- Job -
Give only the number of lines where "Dashboard" occurs.

- Given information -
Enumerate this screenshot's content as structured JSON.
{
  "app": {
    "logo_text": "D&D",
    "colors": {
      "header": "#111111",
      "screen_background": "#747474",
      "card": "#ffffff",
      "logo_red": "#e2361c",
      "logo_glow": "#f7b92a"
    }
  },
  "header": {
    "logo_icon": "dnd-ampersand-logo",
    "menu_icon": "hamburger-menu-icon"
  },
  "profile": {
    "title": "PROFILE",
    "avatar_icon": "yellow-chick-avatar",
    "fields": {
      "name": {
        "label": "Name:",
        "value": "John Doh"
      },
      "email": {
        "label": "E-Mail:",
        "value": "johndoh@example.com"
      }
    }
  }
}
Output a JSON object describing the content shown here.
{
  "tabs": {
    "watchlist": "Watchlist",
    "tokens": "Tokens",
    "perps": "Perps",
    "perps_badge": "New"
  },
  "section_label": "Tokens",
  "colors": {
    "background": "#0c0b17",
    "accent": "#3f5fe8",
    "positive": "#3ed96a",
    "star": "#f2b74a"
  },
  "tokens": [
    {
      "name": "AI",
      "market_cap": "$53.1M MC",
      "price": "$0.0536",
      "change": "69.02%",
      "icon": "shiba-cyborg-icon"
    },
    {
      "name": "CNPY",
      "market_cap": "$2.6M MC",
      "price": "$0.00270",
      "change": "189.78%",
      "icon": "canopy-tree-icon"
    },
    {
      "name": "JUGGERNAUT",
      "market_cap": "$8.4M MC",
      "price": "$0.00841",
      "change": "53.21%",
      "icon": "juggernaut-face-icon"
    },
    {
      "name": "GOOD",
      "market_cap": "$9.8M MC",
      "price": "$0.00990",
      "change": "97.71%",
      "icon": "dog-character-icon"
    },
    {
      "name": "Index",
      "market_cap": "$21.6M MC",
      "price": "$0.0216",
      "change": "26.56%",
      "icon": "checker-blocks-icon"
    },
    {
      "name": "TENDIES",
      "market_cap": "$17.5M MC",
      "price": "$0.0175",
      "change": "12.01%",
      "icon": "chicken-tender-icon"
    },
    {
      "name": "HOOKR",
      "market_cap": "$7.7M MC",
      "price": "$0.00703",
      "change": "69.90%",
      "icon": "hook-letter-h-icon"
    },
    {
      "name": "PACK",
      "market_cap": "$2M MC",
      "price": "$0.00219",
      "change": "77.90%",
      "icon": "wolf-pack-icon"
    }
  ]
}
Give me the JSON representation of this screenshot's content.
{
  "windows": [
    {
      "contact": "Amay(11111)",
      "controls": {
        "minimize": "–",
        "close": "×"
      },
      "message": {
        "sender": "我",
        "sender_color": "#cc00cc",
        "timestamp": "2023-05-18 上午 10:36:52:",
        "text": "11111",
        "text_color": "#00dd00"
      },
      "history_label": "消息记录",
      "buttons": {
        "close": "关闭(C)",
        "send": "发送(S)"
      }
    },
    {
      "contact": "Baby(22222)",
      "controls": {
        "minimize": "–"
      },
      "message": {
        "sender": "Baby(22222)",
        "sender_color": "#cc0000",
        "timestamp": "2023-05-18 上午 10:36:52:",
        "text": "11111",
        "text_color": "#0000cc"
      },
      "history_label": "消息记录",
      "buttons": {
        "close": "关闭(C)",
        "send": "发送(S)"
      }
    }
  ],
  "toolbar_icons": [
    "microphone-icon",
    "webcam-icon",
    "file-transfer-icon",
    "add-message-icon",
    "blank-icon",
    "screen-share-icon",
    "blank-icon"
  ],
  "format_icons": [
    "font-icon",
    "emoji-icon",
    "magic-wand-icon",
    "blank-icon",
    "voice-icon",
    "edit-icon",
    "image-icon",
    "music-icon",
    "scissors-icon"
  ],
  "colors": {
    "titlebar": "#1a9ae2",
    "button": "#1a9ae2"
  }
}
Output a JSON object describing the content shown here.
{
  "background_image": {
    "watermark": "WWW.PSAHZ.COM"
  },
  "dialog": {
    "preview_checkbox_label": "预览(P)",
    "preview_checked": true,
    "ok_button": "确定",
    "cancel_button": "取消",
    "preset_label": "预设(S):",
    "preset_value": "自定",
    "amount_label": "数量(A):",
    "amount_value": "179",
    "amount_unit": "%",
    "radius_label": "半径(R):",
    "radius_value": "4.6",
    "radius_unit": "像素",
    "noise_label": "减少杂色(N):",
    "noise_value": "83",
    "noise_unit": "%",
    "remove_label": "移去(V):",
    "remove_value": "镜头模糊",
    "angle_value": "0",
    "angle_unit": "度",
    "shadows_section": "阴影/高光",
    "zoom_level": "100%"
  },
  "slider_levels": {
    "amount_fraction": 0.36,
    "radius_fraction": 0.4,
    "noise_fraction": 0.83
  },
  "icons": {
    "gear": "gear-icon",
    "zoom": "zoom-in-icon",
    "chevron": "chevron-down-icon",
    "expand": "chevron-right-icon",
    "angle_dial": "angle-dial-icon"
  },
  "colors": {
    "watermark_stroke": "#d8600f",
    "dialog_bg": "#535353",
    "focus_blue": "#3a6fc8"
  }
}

...

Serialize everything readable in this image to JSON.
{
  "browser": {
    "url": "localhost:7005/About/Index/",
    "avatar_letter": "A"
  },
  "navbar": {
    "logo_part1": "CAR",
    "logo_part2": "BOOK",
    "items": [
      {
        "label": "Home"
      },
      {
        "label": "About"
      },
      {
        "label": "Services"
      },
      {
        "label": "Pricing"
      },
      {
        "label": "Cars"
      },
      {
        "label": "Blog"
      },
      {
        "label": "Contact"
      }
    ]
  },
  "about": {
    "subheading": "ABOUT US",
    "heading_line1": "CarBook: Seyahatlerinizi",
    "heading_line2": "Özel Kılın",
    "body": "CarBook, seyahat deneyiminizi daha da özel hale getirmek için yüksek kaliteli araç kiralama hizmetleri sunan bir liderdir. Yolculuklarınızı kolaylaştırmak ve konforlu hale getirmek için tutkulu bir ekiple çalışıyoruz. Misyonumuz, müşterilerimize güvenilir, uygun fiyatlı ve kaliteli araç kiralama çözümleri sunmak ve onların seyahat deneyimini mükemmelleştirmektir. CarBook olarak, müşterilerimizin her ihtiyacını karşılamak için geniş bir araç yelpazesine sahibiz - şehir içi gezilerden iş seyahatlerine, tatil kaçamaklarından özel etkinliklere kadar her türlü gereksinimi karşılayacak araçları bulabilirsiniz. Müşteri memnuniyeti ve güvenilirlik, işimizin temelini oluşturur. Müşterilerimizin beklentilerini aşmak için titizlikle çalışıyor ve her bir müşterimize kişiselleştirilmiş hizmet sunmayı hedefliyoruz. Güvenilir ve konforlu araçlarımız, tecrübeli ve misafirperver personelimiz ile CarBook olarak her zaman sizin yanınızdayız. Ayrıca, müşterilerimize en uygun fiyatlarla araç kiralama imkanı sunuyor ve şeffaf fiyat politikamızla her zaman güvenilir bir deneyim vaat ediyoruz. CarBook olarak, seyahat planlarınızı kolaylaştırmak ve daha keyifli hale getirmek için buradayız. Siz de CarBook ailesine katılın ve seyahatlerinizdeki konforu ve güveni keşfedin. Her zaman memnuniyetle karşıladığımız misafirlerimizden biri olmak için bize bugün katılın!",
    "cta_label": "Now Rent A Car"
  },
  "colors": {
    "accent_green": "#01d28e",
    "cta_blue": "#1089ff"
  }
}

* * *

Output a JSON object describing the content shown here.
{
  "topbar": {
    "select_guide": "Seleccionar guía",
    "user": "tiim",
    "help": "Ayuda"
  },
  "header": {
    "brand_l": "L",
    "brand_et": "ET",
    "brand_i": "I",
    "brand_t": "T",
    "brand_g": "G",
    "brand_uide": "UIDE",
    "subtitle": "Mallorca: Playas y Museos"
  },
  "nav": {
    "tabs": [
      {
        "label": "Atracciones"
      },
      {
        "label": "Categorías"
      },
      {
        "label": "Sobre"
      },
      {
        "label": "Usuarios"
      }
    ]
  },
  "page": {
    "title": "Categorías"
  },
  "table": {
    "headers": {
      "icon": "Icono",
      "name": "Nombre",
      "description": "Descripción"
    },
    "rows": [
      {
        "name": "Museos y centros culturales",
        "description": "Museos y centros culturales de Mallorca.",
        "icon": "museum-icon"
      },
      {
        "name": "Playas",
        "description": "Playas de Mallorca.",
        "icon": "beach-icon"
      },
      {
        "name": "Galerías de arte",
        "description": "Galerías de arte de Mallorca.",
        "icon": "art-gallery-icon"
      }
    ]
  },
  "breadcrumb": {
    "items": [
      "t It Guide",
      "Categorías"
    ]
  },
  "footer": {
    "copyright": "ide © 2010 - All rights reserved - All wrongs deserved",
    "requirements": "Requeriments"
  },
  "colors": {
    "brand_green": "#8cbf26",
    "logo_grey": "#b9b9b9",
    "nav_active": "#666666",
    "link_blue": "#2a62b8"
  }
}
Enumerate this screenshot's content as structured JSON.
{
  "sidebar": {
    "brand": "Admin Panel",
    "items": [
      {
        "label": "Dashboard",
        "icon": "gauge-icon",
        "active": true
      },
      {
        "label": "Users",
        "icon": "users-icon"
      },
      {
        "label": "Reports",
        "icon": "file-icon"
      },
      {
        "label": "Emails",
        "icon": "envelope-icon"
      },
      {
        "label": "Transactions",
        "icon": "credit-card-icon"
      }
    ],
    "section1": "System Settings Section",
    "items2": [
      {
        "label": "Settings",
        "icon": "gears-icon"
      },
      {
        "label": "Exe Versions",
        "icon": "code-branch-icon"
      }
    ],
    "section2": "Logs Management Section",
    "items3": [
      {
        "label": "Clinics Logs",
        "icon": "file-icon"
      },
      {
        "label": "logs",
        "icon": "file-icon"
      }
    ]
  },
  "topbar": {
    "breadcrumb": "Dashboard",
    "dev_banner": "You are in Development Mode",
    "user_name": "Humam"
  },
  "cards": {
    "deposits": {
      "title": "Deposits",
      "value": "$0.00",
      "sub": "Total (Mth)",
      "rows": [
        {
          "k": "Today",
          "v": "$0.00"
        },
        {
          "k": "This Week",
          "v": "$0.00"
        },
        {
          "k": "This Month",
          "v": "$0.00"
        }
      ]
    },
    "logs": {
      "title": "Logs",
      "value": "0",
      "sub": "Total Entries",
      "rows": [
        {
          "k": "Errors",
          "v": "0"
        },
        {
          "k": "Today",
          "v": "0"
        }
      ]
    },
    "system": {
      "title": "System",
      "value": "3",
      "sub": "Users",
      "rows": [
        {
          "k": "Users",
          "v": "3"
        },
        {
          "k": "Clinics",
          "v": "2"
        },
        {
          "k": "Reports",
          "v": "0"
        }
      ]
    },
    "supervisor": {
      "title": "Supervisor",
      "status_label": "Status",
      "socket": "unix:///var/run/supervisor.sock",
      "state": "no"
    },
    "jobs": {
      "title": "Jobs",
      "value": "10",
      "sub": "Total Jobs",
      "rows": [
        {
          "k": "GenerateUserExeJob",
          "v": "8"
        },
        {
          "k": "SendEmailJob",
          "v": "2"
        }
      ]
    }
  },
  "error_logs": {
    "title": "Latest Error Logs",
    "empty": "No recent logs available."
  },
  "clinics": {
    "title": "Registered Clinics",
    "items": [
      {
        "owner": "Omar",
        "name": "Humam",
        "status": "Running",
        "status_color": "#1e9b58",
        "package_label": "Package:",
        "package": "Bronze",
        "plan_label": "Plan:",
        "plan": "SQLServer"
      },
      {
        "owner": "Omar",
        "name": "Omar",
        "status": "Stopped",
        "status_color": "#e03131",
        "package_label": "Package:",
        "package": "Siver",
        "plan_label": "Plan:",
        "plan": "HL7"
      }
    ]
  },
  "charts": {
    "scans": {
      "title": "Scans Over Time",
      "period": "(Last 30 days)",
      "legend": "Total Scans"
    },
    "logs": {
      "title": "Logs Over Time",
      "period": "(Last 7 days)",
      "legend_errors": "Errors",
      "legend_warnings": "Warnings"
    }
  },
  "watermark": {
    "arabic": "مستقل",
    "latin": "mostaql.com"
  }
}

- Solution to this problem -
2